__What the exercise asks__. Repeat what the lines below say, word for word, and skip every image.

------------------------------------

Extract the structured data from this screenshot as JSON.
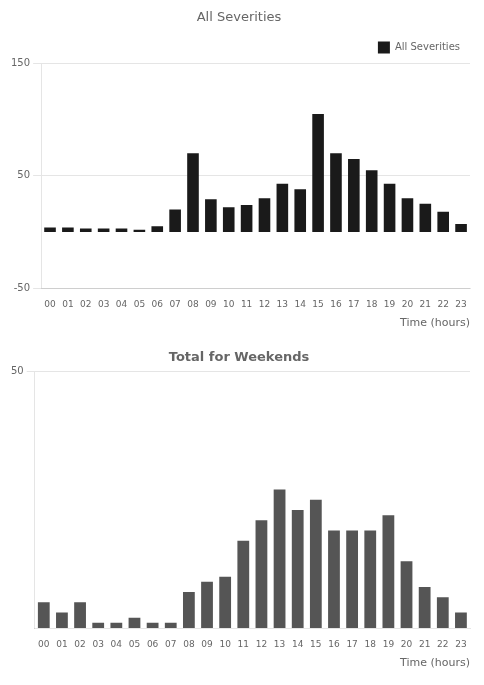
{
  "chart_data": [
    {
      "type": "bar",
      "title": "All Severities",
      "categories": [
        "00",
        "01",
        "02",
        "03",
        "04",
        "05",
        "06",
        "07",
        "08",
        "09",
        "10",
        "11",
        "12",
        "13",
        "14",
        "15",
        "16",
        "17",
        "18",
        "19",
        "20",
        "21",
        "22",
        "23"
      ],
      "series": [
        {
          "name": "All Severities",
          "color": "#1a1a1a",
          "values": [
            4,
            4,
            3,
            3,
            3,
            2,
            5,
            20,
            70,
            29,
            22,
            24,
            30,
            43,
            38,
            105,
            70,
            65,
            55,
            43,
            30,
            25,
            18,
            7
          ]
        }
      ],
      "xlabel": "Time (hours)",
      "ylim": [
        -50,
        150
      ],
      "yticks": [
        -50,
        50,
        150
      ],
      "grid": true,
      "legend": "upper right"
    },
    {
      "type": "bar",
      "title": "Total for Weekends",
      "categories": [
        "00",
        "01",
        "02",
        "03",
        "04",
        "05",
        "06",
        "07",
        "08",
        "09",
        "10",
        "11",
        "12",
        "13",
        "14",
        "15",
        "16",
        "17",
        "18",
        "19",
        "20",
        "21",
        "22",
        "23"
      ],
      "series": [
        {
          "name": "Total for Weekends",
          "color": "#555555",
          "values": [
            5,
            3,
            5,
            1,
            1,
            2,
            1,
            1,
            7,
            9,
            10,
            17,
            21,
            27,
            23,
            25,
            19,
            19,
            19,
            22,
            13,
            8,
            6,
            3
          ]
        }
      ],
      "xlabel": "Time (hours)",
      "ylim": [
        0,
        50
      ],
      "yticks": [
        50
      ],
      "grid": true
    }
  ]
}
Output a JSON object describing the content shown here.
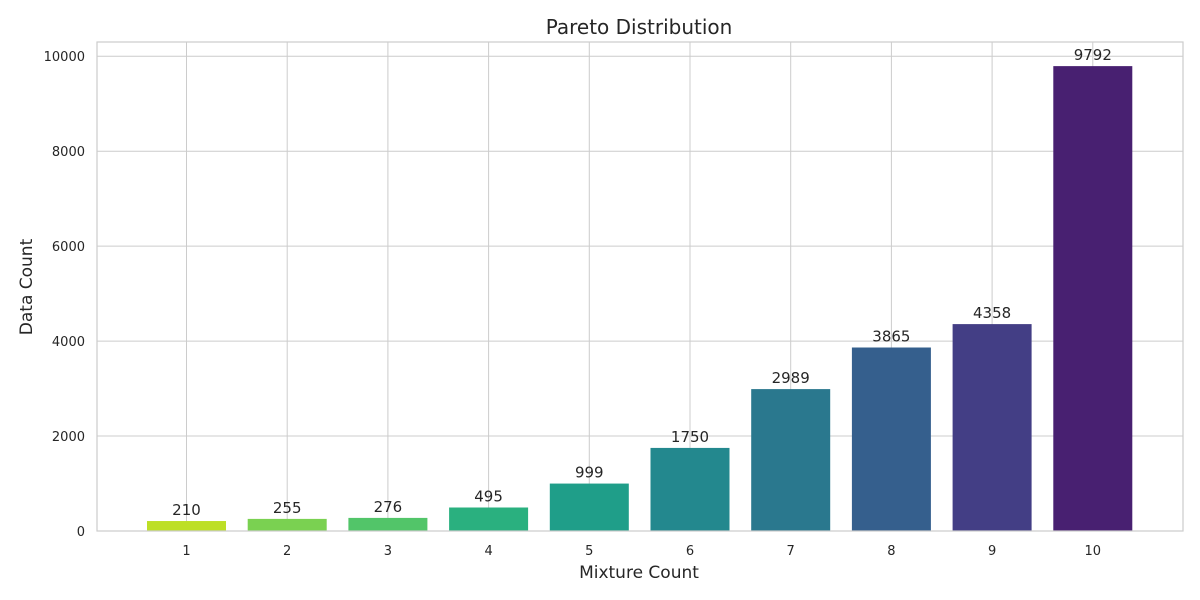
{
  "chart_data": {
    "type": "bar",
    "title": "Pareto Distribution",
    "xlabel": "Mixture Count",
    "ylabel": "Data Count",
    "categories": [
      "1",
      "2",
      "3",
      "4",
      "5",
      "6",
      "7",
      "8",
      "9",
      "10"
    ],
    "values": [
      210,
      255,
      276,
      495,
      999,
      1750,
      2989,
      3865,
      4358,
      9792
    ],
    "colors": [
      "#bddf26",
      "#7ad151",
      "#52c569",
      "#2ab07f",
      "#1f9e89",
      "#23888e",
      "#2a788e",
      "#355f8d",
      "#433e85",
      "#482071"
    ],
    "ylim": [
      0,
      10300
    ],
    "yticks": [
      0,
      2000,
      4000,
      6000,
      8000,
      10000
    ],
    "grid": true,
    "data_labels": true
  }
}
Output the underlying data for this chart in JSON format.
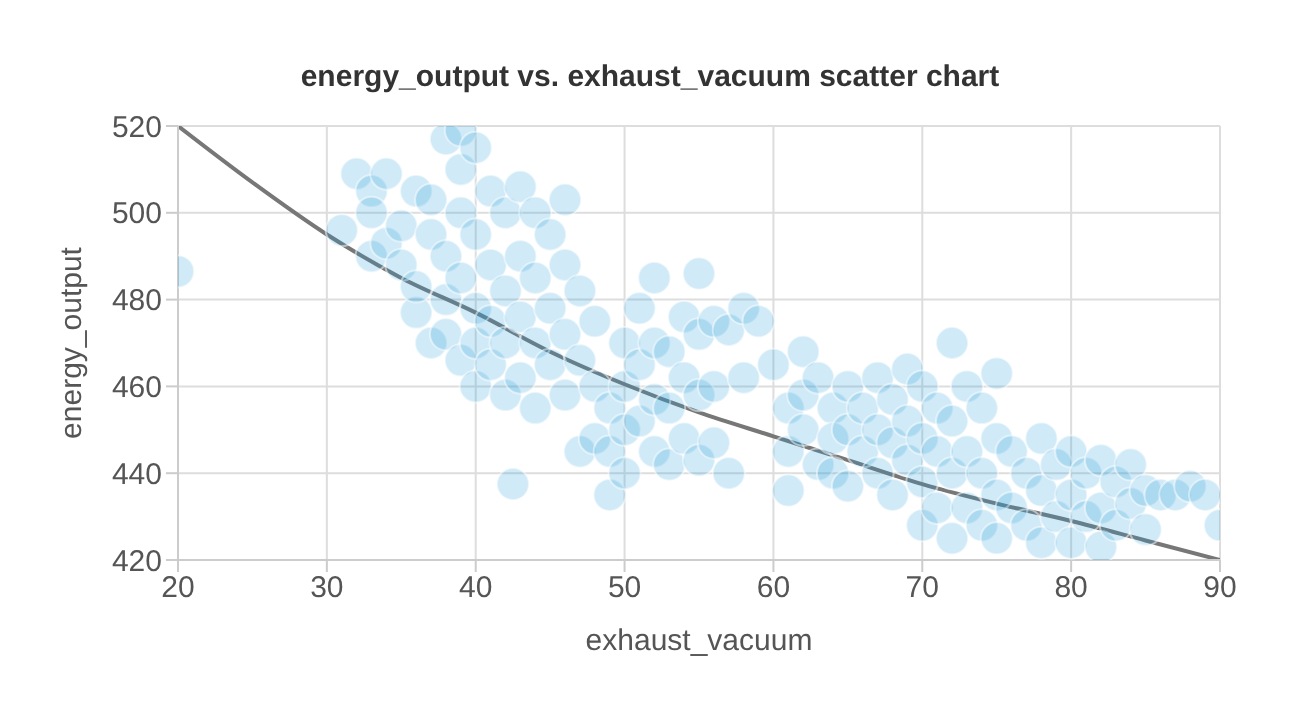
{
  "chart_data": {
    "type": "scatter",
    "title": "energy_output vs. exhaust_vacuum scatter chart",
    "xlabel": "exhaust_vacuum",
    "ylabel": "energy_output",
    "xlim": [
      20,
      90
    ],
    "xticks": [
      20,
      30,
      40,
      50,
      60,
      70,
      80,
      90
    ],
    "ylim": [
      420,
      520
    ],
    "yticks": [
      420,
      440,
      460,
      480,
      500,
      520
    ],
    "grid": true,
    "legend": false,
    "marker": "circle",
    "series": [
      {
        "color": "#2a9fdc",
        "x": [
          20,
          31,
          32,
          33,
          33,
          33,
          34,
          34,
          35,
          35,
          36,
          36,
          36,
          37,
          37,
          37,
          38,
          38,
          38,
          38,
          39,
          39,
          39,
          39,
          39,
          40,
          40,
          40,
          40,
          40,
          41,
          41,
          41,
          41,
          42,
          42,
          42,
          42,
          42.5,
          43,
          43,
          43,
          43,
          44,
          44,
          44,
          44,
          45,
          45,
          45,
          46,
          46,
          46,
          46,
          47,
          47,
          47,
          48,
          48,
          48,
          49,
          49,
          49,
          50,
          50,
          50,
          50,
          51,
          51,
          51,
          52,
          52,
          52,
          52,
          53,
          53,
          53,
          54,
          54,
          54,
          55,
          55,
          55,
          55,
          56,
          56,
          56,
          57,
          57,
          58,
          58,
          59,
          60,
          61,
          61,
          61,
          62,
          62,
          62,
          63,
          63,
          64,
          64,
          64,
          65,
          65,
          65,
          66,
          66,
          67,
          67,
          67,
          68,
          68,
          68,
          69,
          69,
          69,
          70,
          70,
          70,
          70,
          71,
          71,
          71,
          72,
          72,
          72,
          72,
          73,
          73,
          73,
          74,
          74,
          74,
          75,
          75,
          75,
          75,
          76,
          76,
          77,
          77,
          78,
          78,
          78,
          79,
          79,
          80,
          80,
          80,
          81,
          81,
          82,
          82,
          82,
          83,
          83,
          84,
          84,
          85,
          85,
          86,
          87,
          88,
          89,
          90
        ],
        "values": [
          486.5,
          496,
          509,
          505,
          500,
          490,
          509,
          493,
          488,
          497,
          505,
          477,
          483,
          470,
          495,
          503,
          517,
          490,
          480,
          472,
          519,
          510,
          500,
          485,
          466,
          515,
          495,
          478,
          470,
          460,
          505,
          488,
          475,
          465,
          500,
          482,
          470,
          458,
          437.5,
          506,
          490,
          476,
          462,
          500,
          485,
          470,
          455,
          495,
          478,
          465,
          503,
          488,
          472,
          458,
          482,
          466,
          445,
          475,
          460,
          448,
          455,
          445,
          435,
          470,
          460,
          450,
          440,
          478,
          465,
          452,
          485,
          470,
          457,
          445,
          468,
          455,
          442,
          476,
          462,
          448,
          486,
          472,
          458,
          443,
          475,
          460,
          447,
          473,
          440,
          478,
          462,
          475,
          465,
          455,
          445,
          436,
          468,
          458,
          450,
          462,
          442,
          455,
          448,
          440,
          460,
          450,
          437,
          455,
          445,
          462,
          450,
          440,
          457,
          447,
          435,
          464,
          452,
          443,
          460,
          448,
          438,
          428,
          455,
          445,
          432,
          470,
          452,
          440,
          425,
          460,
          445,
          432,
          455,
          440,
          428,
          463,
          448,
          435,
          425,
          445,
          432,
          440,
          428,
          448,
          436,
          424,
          442,
          430,
          445,
          435,
          424,
          440,
          430,
          443,
          432,
          423,
          438,
          428,
          442,
          433,
          436,
          427,
          435,
          435,
          437,
          435,
          428
        ]
      },
      {
        "type": "line",
        "color": "#777777",
        "marker": "none",
        "x": [
          20,
          25,
          30,
          35,
          40,
          45,
          50,
          55,
          60,
          65,
          70,
          75,
          80,
          85,
          90
        ],
        "values": [
          520,
          507,
          495,
          485,
          477,
          468,
          460.5,
          454,
          448.5,
          443,
          437.5,
          433,
          429,
          424.5,
          420
        ]
      }
    ]
  }
}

------------------------------------

__Task answer__.
Extract the structured data from this screenshot as JSON.
{
  "chart_data": [
    {
      "type": "bar",
      "title": "All Severities",
      "categories": [
        "00",
        "01",
        "02",
        "03",
        "04",
        "05",
        "06",
        "07",
        "08",
        "09",
        "10",
        "11",
        "12",
        "13",
        "14",
        "15",
        "16",
        "17",
        "18",
        "19",
        "20",
        "21",
        "22",
        "23"
      ],
      "series": [
        {
          "name": "All Severities",
          "color": "#1a1a1a",
          "values": [
            4,
            4,
            3,
            3,
            3,
            2,
            5,
            20,
            70,
            29,
            22,
            24,
            30,
            43,
            38,
            105,
            70,
            65,
            55,
            43,
            30,
            25,
            18,
            7
          ]
        }
      ],
      "xlabel": "Time (hours)",
      "ylim": [
        -50,
        150
      ],
      "yticks": [
        -50,
        50,
        150
      ],
      "grid": true,
      "legend": "upper right"
    },
    {
      "type": "bar",
      "title": "Total for Weekends",
      "categories": [
        "00",
        "01",
        "02",
        "03",
        "04",
        "05",
        "06",
        "07",
        "08",
        "09",
        "10",
        "11",
        "12",
        "13",
        "14",
        "15",
        "16",
        "17",
        "18",
        "19",
        "20",
        "21",
        "22",
        "23"
      ],
      "series": [
        {
          "name": "Total for Weekends",
          "color": "#555555",
          "values": [
            5,
            3,
            5,
            1,
            1,
            2,
            1,
            1,
            7,
            9,
            10,
            17,
            21,
            27,
            23,
            25,
            19,
            19,
            19,
            22,
            13,
            8,
            6,
            3
          ]
        }
      ],
      "xlabel": "Time (hours)",
      "ylim": [
        0,
        50
      ],
      "yticks": [
        50
      ],
      "grid": true
    }
  ]
}
Output a JSON object describing the content shown here.
{
  "chart_data": {
    "type": "bar",
    "title": "Pareto Distribution",
    "xlabel": "Mixture Count",
    "ylabel": "Data Count",
    "categories": [
      "1",
      "2",
      "3",
      "4",
      "5",
      "6",
      "7",
      "8",
      "9",
      "10"
    ],
    "values": [
      210,
      255,
      276,
      495,
      999,
      1750,
      2989,
      3865,
      4358,
      9792
    ],
    "colors": [
      "#bddf26",
      "#7ad151",
      "#52c569",
      "#2ab07f",
      "#1f9e89",
      "#23888e",
      "#2a788e",
      "#355f8d",
      "#433e85",
      "#482071"
    ],
    "ylim": [
      0,
      10300
    ],
    "yticks": [
      0,
      2000,
      4000,
      6000,
      8000,
      10000
    ],
    "grid": true,
    "data_labels": true
  }
}
Output the underlying data for this chart in JSON format.
{
  "chart_data": {
    "type": "scatter",
    "title": "energy_output vs. exhaust_vacuum scatter chart",
    "xlabel": "exhaust_vacuum",
    "ylabel": "energy_output",
    "xlim": [
      20,
      90
    ],
    "xticks": [
      20,
      30,
      40,
      50,
      60,
      70,
      80,
      90
    ],
    "ylim": [
      420,
      520
    ],
    "yticks": [
      420,
      440,
      460,
      480,
      500,
      520
    ],
    "grid": true,
    "legend": false,
    "marker": "circle",
    "series": [
      {
        "color": "#2a9fdc",
        "x": [
          20,
          31,
          32,
          33,
          33,
          33,
          34,
          34,
          35,
          35,
          36,
          36,
          36,
          37,
          37,
          37,
          38,
          38,
          38,
          38,
          39,
          39,
          39,
          39,
          39,
          40,
          40,
          40,
          40,
          40,
          41,
          41,
          41,
          41,
          42,
          42,
          42,
          42,
          42.5,
          43,
          43,
          43,
          43,
          44,
          44,
          44,
          44,
          45,
          45,
          45,
          46,
          46,
          46,
          46,
          47,
          47,
          47,
          48,
          48,
          48,
          49,
          49,
          49,
          50,
          50,
          50,
          50,
          51,
          51,
          51,
          52,
          52,
          52,
          52,
          53,
          53,
          53,
          54,
          54,
          54,
          55,
          55,
          55,
          55,
          56,
          56,
          56,
          57,
          57,
          58,
          58,
          59,
          60,
          61,
          61,
          61,
          62,
          62,
          62,
          63,
          63,
          64,
          64,
          64,
          65,
          65,
          65,
          66,
          66,
          67,
          67,
          67,
          68,
          68,
          68,
          69,
          69,
          69,
          70,
          70,
          70,
          70,
          71,
          71,
          71,
          72,
          72,
          72,
          72,
          73,
          73,
          73,
          74,
          74,
          74,
          75,
          75,
          75,
          75,
          76,
          76,
          77,
          77,
          78,
          78,
          78,
          79,
          79,
          80,
          80,
          80,
          81,
          81,
          82,
          82,
          82,
          83,
          83,
          84,
          84,
          85,
          85,
          86,
          87,
          88,
          89,
          90
        ],
        "values": [
          486.5,
          496,
          509,
          505,
          500,
          490,
          509,
          493,
          488,
          497,
          505,
          477,
          483,
          470,
          495,
          503,
          517,
          490,
          480,
          472,
          519,
          510,
          500,
          485,
          466,
          515,
          495,
          478,
          470,
          460,
          505,
          488,
          475,
          465,
          500,
          482,
          470,
          458,
          437.5,
          506,
          490,
          476,
          462,
          500,
          485,
          470,
          455,
          495,
          478,
          465,
          503,
          488,
          472,
          458,
          482,
          466,
          445,
          475,
          460,
          448,
          455,
          445,
          435,
          470,
          460,
          450,
          440,
          478,
          465,
          452,
          485,
          470,
          457,
          445,
          468,
          455,
          442,
          476,
          462,
          448,
          486,
          472,
          458,
          443,
          475,
          460,
          447,
          473,
          440,
          478,
          462,
          475,
          465,
          455,
          445,
          436,
          468,
          458,
          450,
          462,
          442,
          455,
          448,
          440,
          460,
          450,
          437,
          455,
          445,
          462,
          450,
          440,
          457,
          447,
          435,
          464,
          452,
          443,
          460,
          448,
          438,
          428,
          455,
          445,
          432,
          470,
          452,
          440,
          425,
          460,
          445,
          432,
          455,
          440,
          428,
          463,
          448,
          435,
          425,
          445,
          432,
          440,
          428,
          448,
          436,
          424,
          442,
          430,
          445,
          435,
          424,
          440,
          430,
          443,
          432,
          423,
          438,
          428,
          442,
          433,
          436,
          427,
          435,
          435,
          437,
          435,
          428
        ]
      },
      {
        "type": "line",
        "color": "#777777",
        "marker": "none",
        "x": [
          20,
          25,
          30,
          35,
          40,
          45,
          50,
          55,
          60,
          65,
          70,
          75,
          80,
          85,
          90
        ],
        "values": [
          520,
          507,
          495,
          485,
          477,
          468,
          460.5,
          454,
          448.5,
          443,
          437.5,
          433,
          429,
          424.5,
          420
        ]
      }
    ]
  }
}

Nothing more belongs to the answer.